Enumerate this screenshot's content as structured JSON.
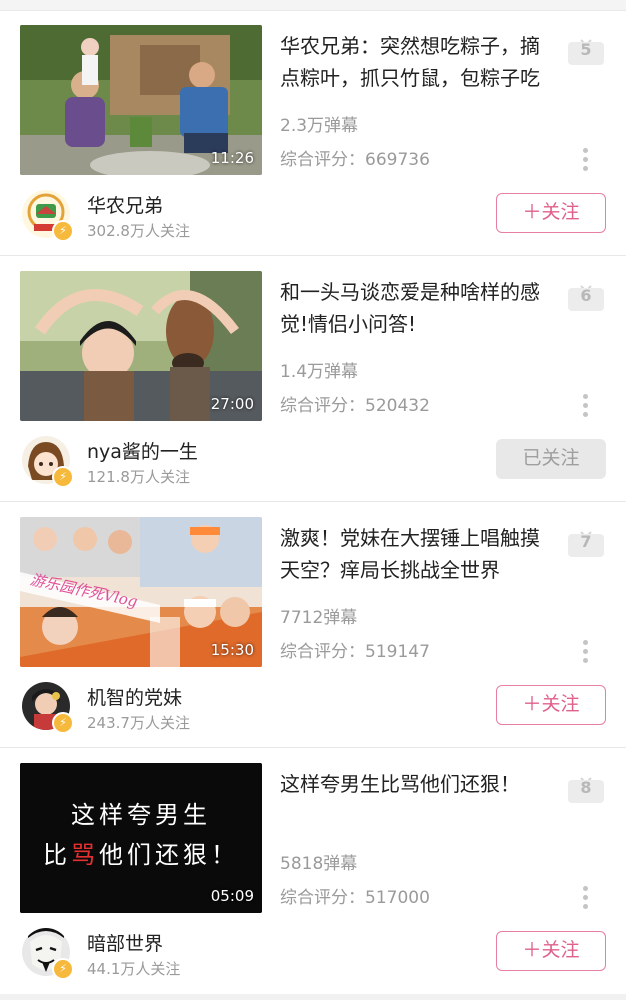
{
  "videos": [
    {
      "title": "华农兄弟：突然想吃粽子，摘点粽叶，抓只竹鼠，包粽子吃",
      "duration": "11:26",
      "rank": "5",
      "danmaku": "2.3万弹幕",
      "score": "综合评分：669736",
      "uploader": "华农兄弟",
      "followers": "302.8万人关注",
      "follow_label": "＋关注",
      "followed": false
    },
    {
      "title": "和一头马谈恋爱是种啥样的感觉!情侣小问答!",
      "duration": "27:00",
      "rank": "6",
      "danmaku": "1.4万弹幕",
      "score": "综合评分：520432",
      "uploader": "nya酱的一生",
      "followers": "121.8万人关注",
      "follow_label": "已关注",
      "followed": true
    },
    {
      "title": "激爽！党妹在大摆锤上唱触摸天空？痒局长挑战全世界",
      "duration": "15:30",
      "rank": "7",
      "danmaku": "7712弹幕",
      "score": "综合评分：519147",
      "uploader": "机智的党妹",
      "followers": "243.7万人关注",
      "follow_label": "＋关注",
      "followed": false,
      "thumb_text": "游乐园作死Vlog"
    },
    {
      "title": "这样夸男生比骂他们还狠！",
      "duration": "05:09",
      "rank": "8",
      "danmaku": "5818弹幕",
      "score": "综合评分：517000",
      "uploader": "暗部世界",
      "followers": "44.1万人关注",
      "follow_label": "＋关注",
      "followed": false,
      "thumb_line1": "这样夸男生",
      "thumb_line2_a": "比",
      "thumb_line2_b": "骂",
      "thumb_line2_c": "他们还狠！"
    }
  ],
  "colors": {
    "accent_pink": "#e0608a",
    "muted_text": "#9a9a9a",
    "badge_yellow": "#f6b93b"
  },
  "icons": {
    "rank_badge": "tv-rank-icon",
    "more": "more-vertical-icon",
    "verified": "verified-badge-icon"
  }
}
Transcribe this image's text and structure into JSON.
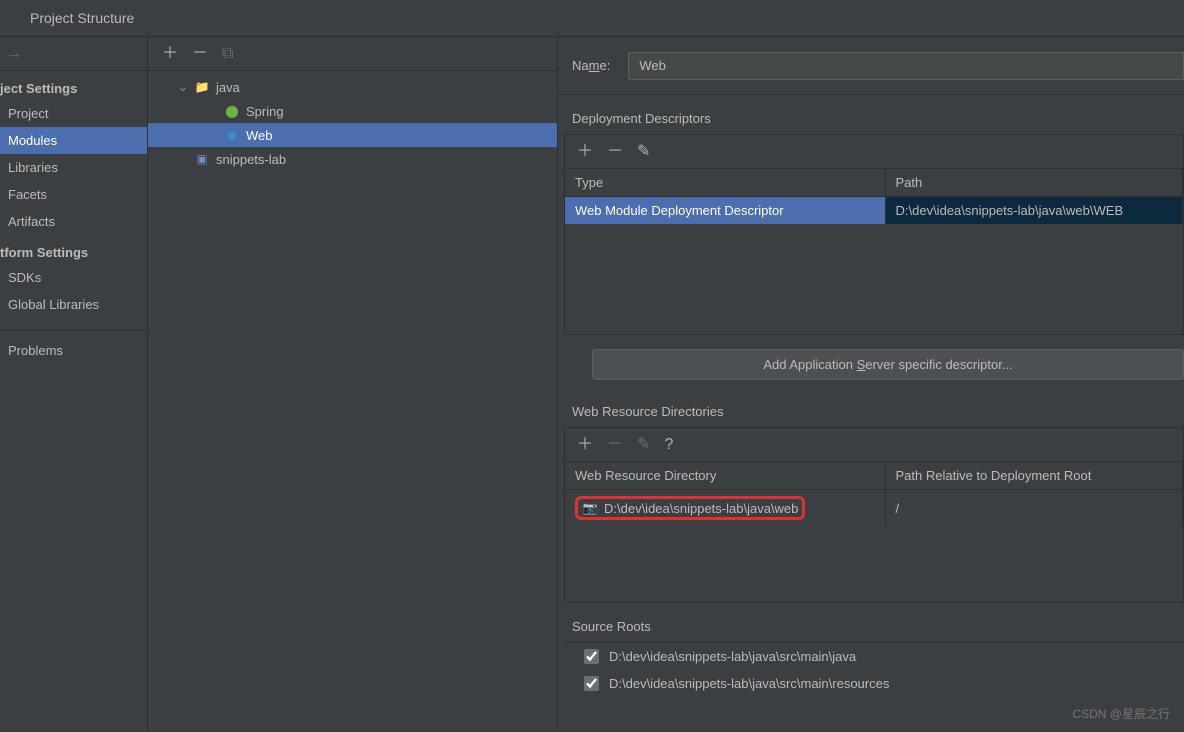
{
  "window": {
    "title": "Project Structure"
  },
  "sidebar": {
    "sections": [
      {
        "title": "ject Settings",
        "items": [
          {
            "label": "Project"
          },
          {
            "label": "Modules",
            "selected": true
          },
          {
            "label": "Libraries"
          },
          {
            "label": "Facets"
          },
          {
            "label": "Artifacts"
          }
        ]
      },
      {
        "title": "tform Settings",
        "items": [
          {
            "label": "SDKs"
          },
          {
            "label": "Global Libraries"
          }
        ]
      }
    ],
    "problems": "Problems"
  },
  "tree": {
    "root": {
      "label": "java"
    },
    "children": [
      {
        "label": "Spring",
        "icon": "spring"
      },
      {
        "label": "Web",
        "icon": "web",
        "selected": true
      }
    ],
    "sibling": {
      "label": "snippets-lab",
      "icon": "module"
    }
  },
  "details": {
    "name_label_pre": "Na",
    "name_label_u": "m",
    "name_label_post": "e:",
    "name_value": "Web",
    "deployment_descriptors": {
      "title": "Deployment Descriptors",
      "col1": "Type",
      "col2": "Path",
      "row_type": "Web Module Deployment Descriptor",
      "row_path": "D:\\dev\\idea\\snippets-lab\\java\\web\\WEB",
      "button_pre": "Add Application ",
      "button_u": "S",
      "button_post": "erver specific descriptor..."
    },
    "web_resource": {
      "title": "Web Resource Directories",
      "col1": "Web Resource Directory",
      "col2": "Path Relative to Deployment Root",
      "row_dir": "D:\\dev\\idea\\snippets-lab\\java\\web",
      "row_rel": "/"
    },
    "source_roots": {
      "title": "Source Roots",
      "items": [
        "D:\\dev\\idea\\snippets-lab\\java\\src\\main\\java",
        "D:\\dev\\idea\\snippets-lab\\java\\src\\main\\resources"
      ]
    }
  },
  "watermark": "CSDN @星辰之行"
}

□ □ □ □ □

## DIRECTIONS:
Leave the pictures out and write out every entry exactly as given.

## COMPLETE OUTPUT:
Enumerate this screenshot's content as structured JSON.
{
  "videos": [
    {
      "title": "华农兄弟：突然想吃粽子，摘点粽叶，抓只竹鼠，包粽子吃",
      "duration": "11:26",
      "rank": "5",
      "danmaku": "2.3万弹幕",
      "score": "综合评分：669736",
      "uploader": "华农兄弟",
      "followers": "302.8万人关注",
      "follow_label": "＋关注",
      "followed": false
    },
    {
      "title": "和一头马谈恋爱是种啥样的感觉!情侣小问答!",
      "duration": "27:00",
      "rank": "6",
      "danmaku": "1.4万弹幕",
      "score": "综合评分：520432",
      "uploader": "nya酱的一生",
      "followers": "121.8万人关注",
      "follow_label": "已关注",
      "followed": true
    },
    {
      "title": "激爽！党妹在大摆锤上唱触摸天空？痒局长挑战全世界",
      "duration": "15:30",
      "rank": "7",
      "danmaku": "7712弹幕",
      "score": "综合评分：519147",
      "uploader": "机智的党妹",
      "followers": "243.7万人关注",
      "follow_label": "＋关注",
      "followed": false,
      "thumb_text": "游乐园作死Vlog"
    },
    {
      "title": "这样夸男生比骂他们还狠！",
      "duration": "05:09",
      "rank": "8",
      "danmaku": "5818弹幕",
      "score": "综合评分：517000",
      "uploader": "暗部世界",
      "followers": "44.1万人关注",
      "follow_label": "＋关注",
      "followed": false,
      "thumb_line1": "这样夸男生",
      "thumb_line2_a": "比",
      "thumb_line2_b": "骂",
      "thumb_line2_c": "他们还狠！"
    }
  ],
  "colors": {
    "accent_pink": "#e0608a",
    "muted_text": "#9a9a9a",
    "badge_yellow": "#f6b93b"
  },
  "icons": {
    "rank_badge": "tv-rank-icon",
    "more": "more-vertical-icon",
    "verified": "verified-badge-icon"
  }
}
Transcribe this image's text and structure into JSON.
{
  "window": {
    "title": "Project Structure"
  },
  "sidebar": {
    "sections": [
      {
        "title": "ject Settings",
        "items": [
          {
            "label": "Project"
          },
          {
            "label": "Modules",
            "selected": true
          },
          {
            "label": "Libraries"
          },
          {
            "label": "Facets"
          },
          {
            "label": "Artifacts"
          }
        ]
      },
      {
        "title": "tform Settings",
        "items": [
          {
            "label": "SDKs"
          },
          {
            "label": "Global Libraries"
          }
        ]
      }
    ],
    "problems": "Problems"
  },
  "tree": {
    "root": {
      "label": "java"
    },
    "children": [
      {
        "label": "Spring",
        "icon": "spring"
      },
      {
        "label": "Web",
        "icon": "web",
        "selected": true
      }
    ],
    "sibling": {
      "label": "snippets-lab",
      "icon": "module"
    }
  },
  "details": {
    "name_label_pre": "Na",
    "name_label_u": "m",
    "name_label_post": "e:",
    "name_value": "Web",
    "deployment_descriptors": {
      "title": "Deployment Descriptors",
      "col1": "Type",
      "col2": "Path",
      "row_type": "Web Module Deployment Descriptor",
      "row_path": "D:\\dev\\idea\\snippets-lab\\java\\web\\WEB",
      "button_pre": "Add Application ",
      "button_u": "S",
      "button_post": "erver specific descriptor..."
    },
    "web_resource": {
      "title": "Web Resource Directories",
      "col1": "Web Resource Directory",
      "col2": "Path Relative to Deployment Root",
      "row_dir": "D:\\dev\\idea\\snippets-lab\\java\\web",
      "row_rel": "/"
    },
    "source_roots": {
      "title": "Source Roots",
      "items": [
        "D:\\dev\\idea\\snippets-lab\\java\\src\\main\\java",
        "D:\\dev\\idea\\snippets-lab\\java\\src\\main\\resources"
      ]
    }
  },
  "watermark": "CSDN @星辰之行"
}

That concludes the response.